'''

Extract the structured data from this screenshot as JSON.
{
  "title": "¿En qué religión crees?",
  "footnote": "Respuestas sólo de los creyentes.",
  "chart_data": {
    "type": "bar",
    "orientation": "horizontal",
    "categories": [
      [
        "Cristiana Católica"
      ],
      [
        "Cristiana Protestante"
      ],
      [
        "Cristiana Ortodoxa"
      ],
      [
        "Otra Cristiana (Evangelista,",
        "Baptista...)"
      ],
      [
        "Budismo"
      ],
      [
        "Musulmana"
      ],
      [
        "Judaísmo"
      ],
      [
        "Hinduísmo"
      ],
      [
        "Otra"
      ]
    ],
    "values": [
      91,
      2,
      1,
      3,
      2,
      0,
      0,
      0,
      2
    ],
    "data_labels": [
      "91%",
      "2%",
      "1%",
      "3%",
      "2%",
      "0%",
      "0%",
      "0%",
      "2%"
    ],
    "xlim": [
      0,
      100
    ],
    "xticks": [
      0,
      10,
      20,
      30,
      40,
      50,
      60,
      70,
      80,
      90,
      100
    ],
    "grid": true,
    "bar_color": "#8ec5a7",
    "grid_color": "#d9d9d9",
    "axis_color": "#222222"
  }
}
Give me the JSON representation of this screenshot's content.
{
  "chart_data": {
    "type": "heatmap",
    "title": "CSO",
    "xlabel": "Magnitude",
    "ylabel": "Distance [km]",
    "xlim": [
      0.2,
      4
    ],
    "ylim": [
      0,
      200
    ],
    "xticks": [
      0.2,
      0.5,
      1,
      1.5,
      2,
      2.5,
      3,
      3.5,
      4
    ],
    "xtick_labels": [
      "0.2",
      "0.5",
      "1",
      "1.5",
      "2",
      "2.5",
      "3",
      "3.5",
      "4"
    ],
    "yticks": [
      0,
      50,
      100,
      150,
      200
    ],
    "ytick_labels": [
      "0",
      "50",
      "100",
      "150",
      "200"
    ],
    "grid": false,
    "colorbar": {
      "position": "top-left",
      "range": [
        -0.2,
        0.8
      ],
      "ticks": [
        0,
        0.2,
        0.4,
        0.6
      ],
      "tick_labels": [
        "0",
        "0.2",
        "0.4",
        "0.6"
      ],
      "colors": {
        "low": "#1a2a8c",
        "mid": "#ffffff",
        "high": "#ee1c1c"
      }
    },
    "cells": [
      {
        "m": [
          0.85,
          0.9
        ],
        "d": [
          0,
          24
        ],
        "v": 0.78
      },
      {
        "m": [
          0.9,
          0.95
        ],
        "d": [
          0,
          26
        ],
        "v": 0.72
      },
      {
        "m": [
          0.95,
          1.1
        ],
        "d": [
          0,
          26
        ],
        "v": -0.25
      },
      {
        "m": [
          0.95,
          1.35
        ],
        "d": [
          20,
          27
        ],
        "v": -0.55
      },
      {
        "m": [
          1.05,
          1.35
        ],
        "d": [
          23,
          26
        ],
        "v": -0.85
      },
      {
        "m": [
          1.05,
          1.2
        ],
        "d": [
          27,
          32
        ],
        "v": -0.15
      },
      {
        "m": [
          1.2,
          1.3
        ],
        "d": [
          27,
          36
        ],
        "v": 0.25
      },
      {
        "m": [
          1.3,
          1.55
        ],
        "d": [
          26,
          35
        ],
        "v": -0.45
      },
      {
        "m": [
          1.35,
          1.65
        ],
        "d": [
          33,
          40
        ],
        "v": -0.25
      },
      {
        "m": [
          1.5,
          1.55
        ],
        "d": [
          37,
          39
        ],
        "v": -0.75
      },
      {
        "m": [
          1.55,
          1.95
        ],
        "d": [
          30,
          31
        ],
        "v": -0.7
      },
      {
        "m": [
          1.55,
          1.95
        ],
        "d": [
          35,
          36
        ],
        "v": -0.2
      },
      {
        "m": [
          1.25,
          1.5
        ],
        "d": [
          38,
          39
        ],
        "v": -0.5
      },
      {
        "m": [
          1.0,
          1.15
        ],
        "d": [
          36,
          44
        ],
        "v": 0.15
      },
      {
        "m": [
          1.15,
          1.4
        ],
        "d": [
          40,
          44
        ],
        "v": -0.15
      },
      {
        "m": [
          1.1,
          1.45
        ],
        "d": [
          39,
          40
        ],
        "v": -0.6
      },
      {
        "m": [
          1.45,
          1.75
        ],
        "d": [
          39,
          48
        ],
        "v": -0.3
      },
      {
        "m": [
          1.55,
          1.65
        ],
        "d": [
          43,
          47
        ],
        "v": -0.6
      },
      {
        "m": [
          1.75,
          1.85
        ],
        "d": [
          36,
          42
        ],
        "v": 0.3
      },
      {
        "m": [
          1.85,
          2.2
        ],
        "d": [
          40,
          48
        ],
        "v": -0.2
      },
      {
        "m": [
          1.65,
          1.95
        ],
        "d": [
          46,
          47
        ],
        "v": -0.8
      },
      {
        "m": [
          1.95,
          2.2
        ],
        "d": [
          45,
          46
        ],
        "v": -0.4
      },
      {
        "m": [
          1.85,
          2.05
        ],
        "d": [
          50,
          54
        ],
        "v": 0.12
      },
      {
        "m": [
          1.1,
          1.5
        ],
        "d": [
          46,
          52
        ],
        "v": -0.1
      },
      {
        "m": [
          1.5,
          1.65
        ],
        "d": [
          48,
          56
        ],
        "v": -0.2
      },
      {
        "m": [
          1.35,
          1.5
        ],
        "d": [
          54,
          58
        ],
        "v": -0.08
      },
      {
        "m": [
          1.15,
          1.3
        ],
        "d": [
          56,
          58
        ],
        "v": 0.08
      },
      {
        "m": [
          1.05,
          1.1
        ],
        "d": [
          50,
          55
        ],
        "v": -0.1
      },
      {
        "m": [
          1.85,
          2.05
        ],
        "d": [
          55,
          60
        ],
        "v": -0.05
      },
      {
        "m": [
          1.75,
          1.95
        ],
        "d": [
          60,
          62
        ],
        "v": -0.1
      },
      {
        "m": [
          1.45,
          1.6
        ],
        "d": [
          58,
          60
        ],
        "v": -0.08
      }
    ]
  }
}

'''

Please restate the records in full, word for word.

Extract the structured data from this screenshot as JSON.
{
  "title": "¿En qué religión crees?",
  "footnote": "Respuestas sólo de los creyentes.",
  "chart_data": {
    "type": "bar",
    "orientation": "horizontal",
    "categories": [
      [
        "Cristiana Católica"
      ],
      [
        "Cristiana Protestante"
      ],
      [
        "Cristiana Ortodoxa"
      ],
      [
        "Otra Cristiana (Evangelista,",
        "Baptista...)"
      ],
      [
        "Budismo"
      ],
      [
        "Musulmana"
      ],
      [
        "Judaísmo"
      ],
      [
        "Hinduísmo"
      ],
      [
        "Otra"
      ]
    ],
    "values": [
      91,
      2,
      1,
      3,
      2,
      0,
      0,
      0,
      2
    ],
    "data_labels": [
      "91%",
      "2%",
      "1%",
      "3%",
      "2%",
      "0%",
      "0%",
      "0%",
      "2%"
    ],
    "xlim": [
      0,
      100
    ],
    "xticks": [
      0,
      10,
      20,
      30,
      40,
      50,
      60,
      70,
      80,
      90,
      100
    ],
    "grid": true,
    "bar_color": "#8ec5a7",
    "grid_color": "#d9d9d9",
    "axis_color": "#222222"
  }
}
Give me the JSON representation of this screenshot's content.
{
  "chart_data": {
    "type": "heatmap",
    "title": "CSO",
    "xlabel": "Magnitude",
    "ylabel": "Distance [km]",
    "xlim": [
      0.2,
      4
    ],
    "ylim": [
      0,
      200
    ],
    "xticks": [
      0.2,
      0.5,
      1,
      1.5,
      2,
      2.5,
      3,
      3.5,
      4
    ],
    "xtick_labels": [
      "0.2",
      "0.5",
      "1",
      "1.5",
      "2",
      "2.5",
      "3",
      "3.5",
      "4"
    ],
    "yticks": [
      0,
      50,
      100,
      150,
      200
    ],
    "ytick_labels": [
      "0",
      "50",
      "100",
      "150",
      "200"
    ],
    "grid": false,
    "colorbar": {
      "position": "top-left",
      "range": [
        -0.2,
        0.8
      ],
      "ticks": [
        0,
        0.2,
        0.4,
        0.6
      ],
      "tick_labels": [
        "0",
        "0.2",
        "0.4",
        "0.6"
      ],
      "colors": {
        "low": "#1a2a8c",
        "mid": "#ffffff",
        "high": "#ee1c1c"
      }
    },
    "cells": [
      {
        "m": [
          0.85,
          0.9
        ],
        "d": [
          0,
          24
        ],
        "v": 0.78
      },
      {
        "m": [
          0.9,
          0.95
        ],
        "d": [
          0,
          26
        ],
        "v": 0.72
      },
      {
        "m": [
          0.95,
          1.1
        ],
        "d": [
          0,
          26
        ],
        "v": -0.25
      },
      {
        "m": [
          0.95,
          1.35
        ],
        "d": [
          20,
          27
        ],
        "v": -0.55
      },
      {
        "m": [
          1.05,
          1.35
        ],
        "d": [
          23,
          26
        ],
        "v": -0.85
      },
      {
        "m": [
          1.05,
          1.2
        ],
        "d": [
          27,
          32
        ],
        "v": -0.15
      },
      {
        "m": [
          1.2,
          1.3
        ],
        "d": [
          27,
          36
        ],
        "v": 0.25
      },
      {
        "m": [
          1.3,
          1.55
        ],
        "d": [
          26,
          35
        ],
        "v": -0.45
      },
      {
        "m": [
          1.35,
          1.65
        ],
        "d": [
          33,
          40
        ],
        "v": -0.25
      },
      {
        "m": [
          1.5,
          1.55
        ],
        "d": [
          37,
          39
        ],
        "v": -0.75
      },
      {
        "m": [
          1.55,
          1.95
        ],
        "d": [
          30,
          31
        ],
        "v": -0.7
      },
      {
        "m": [
          1.55,
          1.95
        ],
        "d": [
          35,
          36
        ],
        "v": -0.2
      },
      {
        "m": [
          1.25,
          1.5
        ],
        "d": [
          38,
          39
        ],
        "v": -0.5
      },
      {
        "m": [
          1.0,
          1.15
        ],
        "d": [
          36,
          44
        ],
        "v": 0.15
      },
      {
        "m": [
          1.15,
          1.4
        ],
        "d": [
          40,
          44
        ],
        "v": -0.15
      },
      {
        "m": [
          1.1,
          1.45
        ],
        "d": [
          39,
          40
        ],
        "v": -0.6
      },
      {
        "m": [
          1.45,
          1.75
        ],
        "d": [
          39,
          48
        ],
        "v": -0.3
      },
      {
        "m": [
          1.55,
          1.65
        ],
        "d": [
          43,
          47
        ],
        "v": -0.6
      },
      {
        "m": [
          1.75,
          1.85
        ],
        "d": [
          36,
          42
        ],
        "v": 0.3
      },
      {
        "m": [
          1.85,
          2.2
        ],
        "d": [
          40,
          48
        ],
        "v": -0.2
      },
      {
        "m": [
          1.65,
          1.95
        ],
        "d": [
          46,
          47
        ],
        "v": -0.8
      },
      {
        "m": [
          1.95,
          2.2
        ],
        "d": [
          45,
          46
        ],
        "v": -0.4
      },
      {
        "m": [
          1.85,
          2.05
        ],
        "d": [
          50,
          54
        ],
        "v": 0.12
      },
      {
        "m": [
          1.1,
          1.5
        ],
        "d": [
          46,
          52
        ],
        "v": -0.1
      },
      {
        "m": [
          1.5,
          1.65
        ],
        "d": [
          48,
          56
        ],
        "v": -0.2
      },
      {
        "m": [
          1.35,
          1.5
        ],
        "d": [
          54,
          58
        ],
        "v": -0.08
      },
      {
        "m": [
          1.15,
          1.3
        ],
        "d": [
          56,
          58
        ],
        "v": 0.08
      },
      {
        "m": [
          1.05,
          1.1
        ],
        "d": [
          50,
          55
        ],
        "v": -0.1
      },
      {
        "m": [
          1.85,
          2.05
        ],
        "d": [
          55,
          60
        ],
        "v": -0.05
      },
      {
        "m": [
          1.75,
          1.95
        ],
        "d": [
          60,
          62
        ],
        "v": -0.1
      },
      {
        "m": [
          1.45,
          1.6
        ],
        "d": [
          58,
          60
        ],
        "v": -0.08
      }
    ]
  }
}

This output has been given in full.